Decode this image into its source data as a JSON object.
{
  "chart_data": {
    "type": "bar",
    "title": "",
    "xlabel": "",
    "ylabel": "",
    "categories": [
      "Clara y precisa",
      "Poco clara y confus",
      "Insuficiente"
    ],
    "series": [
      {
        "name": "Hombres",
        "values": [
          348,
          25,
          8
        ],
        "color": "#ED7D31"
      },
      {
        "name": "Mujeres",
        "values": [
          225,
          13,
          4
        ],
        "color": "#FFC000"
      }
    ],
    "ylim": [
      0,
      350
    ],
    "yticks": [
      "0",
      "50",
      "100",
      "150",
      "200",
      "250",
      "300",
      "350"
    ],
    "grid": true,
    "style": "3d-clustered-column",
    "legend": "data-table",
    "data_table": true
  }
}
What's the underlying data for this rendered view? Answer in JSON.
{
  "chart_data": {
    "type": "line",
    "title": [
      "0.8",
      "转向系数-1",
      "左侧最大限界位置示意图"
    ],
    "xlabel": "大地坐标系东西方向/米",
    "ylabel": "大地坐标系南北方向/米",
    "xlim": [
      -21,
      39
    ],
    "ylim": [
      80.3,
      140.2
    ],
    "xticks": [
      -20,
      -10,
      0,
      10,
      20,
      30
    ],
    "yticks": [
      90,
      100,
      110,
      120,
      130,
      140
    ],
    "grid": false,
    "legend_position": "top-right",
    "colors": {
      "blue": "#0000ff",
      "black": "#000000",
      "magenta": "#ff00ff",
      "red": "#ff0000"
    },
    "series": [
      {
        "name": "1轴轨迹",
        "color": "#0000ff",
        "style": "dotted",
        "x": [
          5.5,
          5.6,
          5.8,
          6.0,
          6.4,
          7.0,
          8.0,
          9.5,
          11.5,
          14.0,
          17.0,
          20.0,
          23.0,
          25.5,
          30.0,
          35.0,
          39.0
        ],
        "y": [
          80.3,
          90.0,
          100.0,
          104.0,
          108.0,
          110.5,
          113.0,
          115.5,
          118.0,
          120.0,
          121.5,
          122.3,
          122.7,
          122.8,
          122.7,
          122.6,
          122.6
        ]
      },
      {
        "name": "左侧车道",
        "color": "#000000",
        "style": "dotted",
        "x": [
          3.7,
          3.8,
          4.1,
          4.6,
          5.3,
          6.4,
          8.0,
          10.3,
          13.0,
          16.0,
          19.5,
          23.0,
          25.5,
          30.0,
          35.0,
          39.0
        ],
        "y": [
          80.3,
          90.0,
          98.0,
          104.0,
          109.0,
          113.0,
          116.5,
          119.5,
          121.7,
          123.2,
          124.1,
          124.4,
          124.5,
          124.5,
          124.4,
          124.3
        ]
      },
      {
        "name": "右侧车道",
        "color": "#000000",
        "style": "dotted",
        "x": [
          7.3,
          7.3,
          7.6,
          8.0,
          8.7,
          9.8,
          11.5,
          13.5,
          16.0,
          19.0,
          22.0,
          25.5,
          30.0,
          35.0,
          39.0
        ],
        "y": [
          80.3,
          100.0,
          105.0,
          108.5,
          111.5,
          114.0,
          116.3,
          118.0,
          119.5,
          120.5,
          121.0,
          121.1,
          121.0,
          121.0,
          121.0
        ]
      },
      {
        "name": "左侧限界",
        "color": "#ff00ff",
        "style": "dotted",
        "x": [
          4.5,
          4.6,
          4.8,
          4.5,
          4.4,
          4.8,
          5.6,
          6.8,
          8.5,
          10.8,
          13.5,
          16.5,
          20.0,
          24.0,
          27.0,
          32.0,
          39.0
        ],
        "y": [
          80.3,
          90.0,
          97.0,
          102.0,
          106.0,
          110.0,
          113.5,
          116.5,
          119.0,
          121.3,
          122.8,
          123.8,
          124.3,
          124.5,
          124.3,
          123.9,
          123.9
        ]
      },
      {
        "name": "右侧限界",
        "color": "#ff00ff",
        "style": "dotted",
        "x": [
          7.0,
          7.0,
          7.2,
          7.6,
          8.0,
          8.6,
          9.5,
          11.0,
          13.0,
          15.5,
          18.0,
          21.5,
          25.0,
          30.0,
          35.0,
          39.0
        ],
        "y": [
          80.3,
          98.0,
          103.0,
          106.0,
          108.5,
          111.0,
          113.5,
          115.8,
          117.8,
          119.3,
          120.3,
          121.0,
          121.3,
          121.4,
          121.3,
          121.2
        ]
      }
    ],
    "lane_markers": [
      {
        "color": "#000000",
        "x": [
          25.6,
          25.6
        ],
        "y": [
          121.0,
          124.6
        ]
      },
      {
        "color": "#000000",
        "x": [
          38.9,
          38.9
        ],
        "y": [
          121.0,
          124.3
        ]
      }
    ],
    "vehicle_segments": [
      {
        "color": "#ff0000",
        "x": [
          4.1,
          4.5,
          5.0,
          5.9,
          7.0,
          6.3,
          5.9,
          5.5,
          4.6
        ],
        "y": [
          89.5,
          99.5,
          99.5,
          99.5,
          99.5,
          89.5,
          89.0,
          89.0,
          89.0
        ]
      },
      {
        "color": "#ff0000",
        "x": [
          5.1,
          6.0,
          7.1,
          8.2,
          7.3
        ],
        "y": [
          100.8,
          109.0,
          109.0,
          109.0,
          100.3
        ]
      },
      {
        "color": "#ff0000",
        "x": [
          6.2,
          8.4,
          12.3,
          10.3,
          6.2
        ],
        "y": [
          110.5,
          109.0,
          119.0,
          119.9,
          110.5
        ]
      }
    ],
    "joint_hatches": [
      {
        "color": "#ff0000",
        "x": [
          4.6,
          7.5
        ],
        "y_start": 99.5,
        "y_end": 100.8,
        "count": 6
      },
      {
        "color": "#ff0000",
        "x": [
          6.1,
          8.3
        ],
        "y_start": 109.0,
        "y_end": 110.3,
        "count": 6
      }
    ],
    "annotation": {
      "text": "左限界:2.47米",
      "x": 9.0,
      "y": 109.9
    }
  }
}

⁂

> **WHAT IS ASKED**
Show all lines in the entries above where the word "name" appears.

> **RESPONSE TO THIS EXERCISE**
        "name": "Hombres",
        "name": "Mujeres",
        "name": "1轴轨迹",
        "name": "左侧车道",
        "name": "右侧车道",
        "name": "左侧限界",
        "name": "右侧限界",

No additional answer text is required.